§ **Exercise instructions**
Which lines below hold the word "left"? Copy all of them.

§ **Data listing**
☆ ☆ ☆ ☆ ☆
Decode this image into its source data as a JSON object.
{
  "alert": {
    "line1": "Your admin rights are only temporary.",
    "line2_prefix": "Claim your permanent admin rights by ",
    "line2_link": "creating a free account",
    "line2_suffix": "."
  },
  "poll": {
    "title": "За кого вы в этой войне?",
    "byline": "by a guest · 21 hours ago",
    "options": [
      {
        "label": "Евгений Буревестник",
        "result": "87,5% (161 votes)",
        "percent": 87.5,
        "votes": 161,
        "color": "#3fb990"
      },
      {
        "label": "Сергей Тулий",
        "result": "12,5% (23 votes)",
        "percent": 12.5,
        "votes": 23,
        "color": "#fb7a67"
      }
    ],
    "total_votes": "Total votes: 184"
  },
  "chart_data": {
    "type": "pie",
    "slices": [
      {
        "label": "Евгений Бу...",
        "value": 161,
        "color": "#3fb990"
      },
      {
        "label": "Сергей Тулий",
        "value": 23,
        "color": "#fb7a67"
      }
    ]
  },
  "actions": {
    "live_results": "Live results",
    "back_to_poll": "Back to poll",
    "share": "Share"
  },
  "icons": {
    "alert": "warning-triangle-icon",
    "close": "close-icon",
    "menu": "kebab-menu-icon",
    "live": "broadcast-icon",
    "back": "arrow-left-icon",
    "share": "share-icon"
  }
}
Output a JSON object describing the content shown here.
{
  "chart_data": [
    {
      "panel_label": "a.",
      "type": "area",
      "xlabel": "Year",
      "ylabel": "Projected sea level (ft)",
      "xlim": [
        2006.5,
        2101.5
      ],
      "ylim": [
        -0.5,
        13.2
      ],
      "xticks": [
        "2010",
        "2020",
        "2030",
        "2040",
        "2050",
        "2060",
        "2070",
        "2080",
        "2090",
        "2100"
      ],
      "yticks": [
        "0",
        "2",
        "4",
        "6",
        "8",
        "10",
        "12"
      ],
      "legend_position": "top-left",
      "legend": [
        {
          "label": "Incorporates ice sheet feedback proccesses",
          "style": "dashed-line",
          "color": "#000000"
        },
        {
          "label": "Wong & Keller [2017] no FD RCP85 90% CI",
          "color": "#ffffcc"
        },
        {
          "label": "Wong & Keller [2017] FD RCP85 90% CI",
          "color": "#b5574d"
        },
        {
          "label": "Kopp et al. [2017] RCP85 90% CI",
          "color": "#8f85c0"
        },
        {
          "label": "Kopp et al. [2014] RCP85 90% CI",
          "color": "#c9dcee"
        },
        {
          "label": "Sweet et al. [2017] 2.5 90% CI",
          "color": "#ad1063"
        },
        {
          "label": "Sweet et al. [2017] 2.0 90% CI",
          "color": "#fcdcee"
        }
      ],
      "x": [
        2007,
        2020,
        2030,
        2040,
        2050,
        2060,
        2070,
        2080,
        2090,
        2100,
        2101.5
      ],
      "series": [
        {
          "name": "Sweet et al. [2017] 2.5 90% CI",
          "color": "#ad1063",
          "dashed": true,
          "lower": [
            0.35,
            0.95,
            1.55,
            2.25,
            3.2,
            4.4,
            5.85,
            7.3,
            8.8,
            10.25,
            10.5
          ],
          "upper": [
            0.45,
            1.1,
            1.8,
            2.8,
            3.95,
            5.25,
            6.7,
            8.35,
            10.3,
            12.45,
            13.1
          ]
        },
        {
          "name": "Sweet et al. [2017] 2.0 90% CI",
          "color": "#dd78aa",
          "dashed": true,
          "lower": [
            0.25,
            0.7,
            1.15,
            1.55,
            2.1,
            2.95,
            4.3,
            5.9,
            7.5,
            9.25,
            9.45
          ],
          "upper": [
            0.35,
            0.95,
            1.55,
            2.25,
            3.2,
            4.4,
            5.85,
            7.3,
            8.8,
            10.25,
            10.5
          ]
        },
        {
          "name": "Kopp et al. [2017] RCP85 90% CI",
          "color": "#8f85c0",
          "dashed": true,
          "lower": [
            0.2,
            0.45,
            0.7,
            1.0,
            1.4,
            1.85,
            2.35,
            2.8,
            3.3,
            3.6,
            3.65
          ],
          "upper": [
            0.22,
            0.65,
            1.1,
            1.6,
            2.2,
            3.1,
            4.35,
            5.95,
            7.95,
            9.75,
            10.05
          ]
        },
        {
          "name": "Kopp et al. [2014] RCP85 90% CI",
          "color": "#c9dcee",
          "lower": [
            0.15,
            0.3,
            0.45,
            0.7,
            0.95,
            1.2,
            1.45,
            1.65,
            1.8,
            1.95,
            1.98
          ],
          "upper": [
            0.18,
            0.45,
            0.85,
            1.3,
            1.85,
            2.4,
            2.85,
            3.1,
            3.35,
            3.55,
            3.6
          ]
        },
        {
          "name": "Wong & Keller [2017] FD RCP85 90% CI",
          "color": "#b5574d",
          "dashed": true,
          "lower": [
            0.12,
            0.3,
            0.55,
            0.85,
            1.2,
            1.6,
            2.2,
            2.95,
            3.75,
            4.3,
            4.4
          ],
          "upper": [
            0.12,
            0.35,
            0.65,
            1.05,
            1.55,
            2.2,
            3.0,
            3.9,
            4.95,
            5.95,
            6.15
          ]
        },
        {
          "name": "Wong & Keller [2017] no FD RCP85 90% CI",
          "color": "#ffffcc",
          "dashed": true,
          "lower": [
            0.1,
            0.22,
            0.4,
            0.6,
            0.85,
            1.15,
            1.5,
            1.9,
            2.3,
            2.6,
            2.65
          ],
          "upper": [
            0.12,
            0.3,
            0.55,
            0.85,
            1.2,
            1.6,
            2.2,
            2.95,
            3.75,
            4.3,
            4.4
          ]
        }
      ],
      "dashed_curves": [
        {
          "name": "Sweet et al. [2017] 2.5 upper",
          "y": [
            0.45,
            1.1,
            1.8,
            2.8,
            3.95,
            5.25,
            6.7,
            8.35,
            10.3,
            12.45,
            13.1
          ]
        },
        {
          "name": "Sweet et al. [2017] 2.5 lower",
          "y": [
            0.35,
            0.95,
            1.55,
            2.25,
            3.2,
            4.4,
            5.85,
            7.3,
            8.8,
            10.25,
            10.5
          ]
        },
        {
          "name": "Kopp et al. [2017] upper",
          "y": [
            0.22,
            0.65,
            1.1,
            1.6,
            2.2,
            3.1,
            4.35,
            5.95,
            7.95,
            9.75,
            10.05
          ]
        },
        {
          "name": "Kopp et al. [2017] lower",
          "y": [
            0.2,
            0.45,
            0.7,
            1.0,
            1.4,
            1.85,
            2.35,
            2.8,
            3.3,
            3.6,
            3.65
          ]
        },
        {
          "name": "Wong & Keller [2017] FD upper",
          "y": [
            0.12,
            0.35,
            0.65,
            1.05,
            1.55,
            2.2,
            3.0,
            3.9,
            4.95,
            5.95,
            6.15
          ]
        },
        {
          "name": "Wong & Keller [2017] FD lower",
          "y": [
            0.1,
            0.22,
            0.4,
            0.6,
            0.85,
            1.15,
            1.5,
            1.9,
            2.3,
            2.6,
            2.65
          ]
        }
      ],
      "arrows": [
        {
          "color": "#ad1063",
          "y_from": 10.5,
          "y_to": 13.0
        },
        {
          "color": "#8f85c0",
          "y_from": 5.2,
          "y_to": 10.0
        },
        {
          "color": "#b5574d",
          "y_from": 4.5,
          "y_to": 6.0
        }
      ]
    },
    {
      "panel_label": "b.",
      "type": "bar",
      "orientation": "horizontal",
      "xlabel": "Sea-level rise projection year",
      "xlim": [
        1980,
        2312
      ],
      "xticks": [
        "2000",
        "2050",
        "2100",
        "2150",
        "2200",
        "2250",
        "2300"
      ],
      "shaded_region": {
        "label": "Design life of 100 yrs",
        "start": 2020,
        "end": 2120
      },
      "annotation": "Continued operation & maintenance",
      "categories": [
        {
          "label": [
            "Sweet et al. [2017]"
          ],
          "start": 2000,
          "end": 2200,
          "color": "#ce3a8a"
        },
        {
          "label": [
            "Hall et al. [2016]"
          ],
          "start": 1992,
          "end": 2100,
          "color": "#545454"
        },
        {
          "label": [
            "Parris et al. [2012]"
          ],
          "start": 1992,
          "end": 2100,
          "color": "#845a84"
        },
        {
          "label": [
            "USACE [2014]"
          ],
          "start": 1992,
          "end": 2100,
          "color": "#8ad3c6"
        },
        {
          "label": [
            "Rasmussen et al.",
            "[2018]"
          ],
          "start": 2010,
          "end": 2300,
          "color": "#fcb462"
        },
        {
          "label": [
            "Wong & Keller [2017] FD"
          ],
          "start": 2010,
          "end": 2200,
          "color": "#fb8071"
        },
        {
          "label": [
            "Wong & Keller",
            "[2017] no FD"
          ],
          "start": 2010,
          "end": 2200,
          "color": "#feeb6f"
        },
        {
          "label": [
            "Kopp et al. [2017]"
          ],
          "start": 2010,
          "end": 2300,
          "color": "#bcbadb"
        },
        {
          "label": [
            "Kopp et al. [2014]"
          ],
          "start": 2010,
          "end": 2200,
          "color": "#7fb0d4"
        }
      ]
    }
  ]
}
☆ ☆ ☆ ☆ ☆
§ **Expected output**
    "back": "arrow-left-icon",
      "legend_position": "top-left",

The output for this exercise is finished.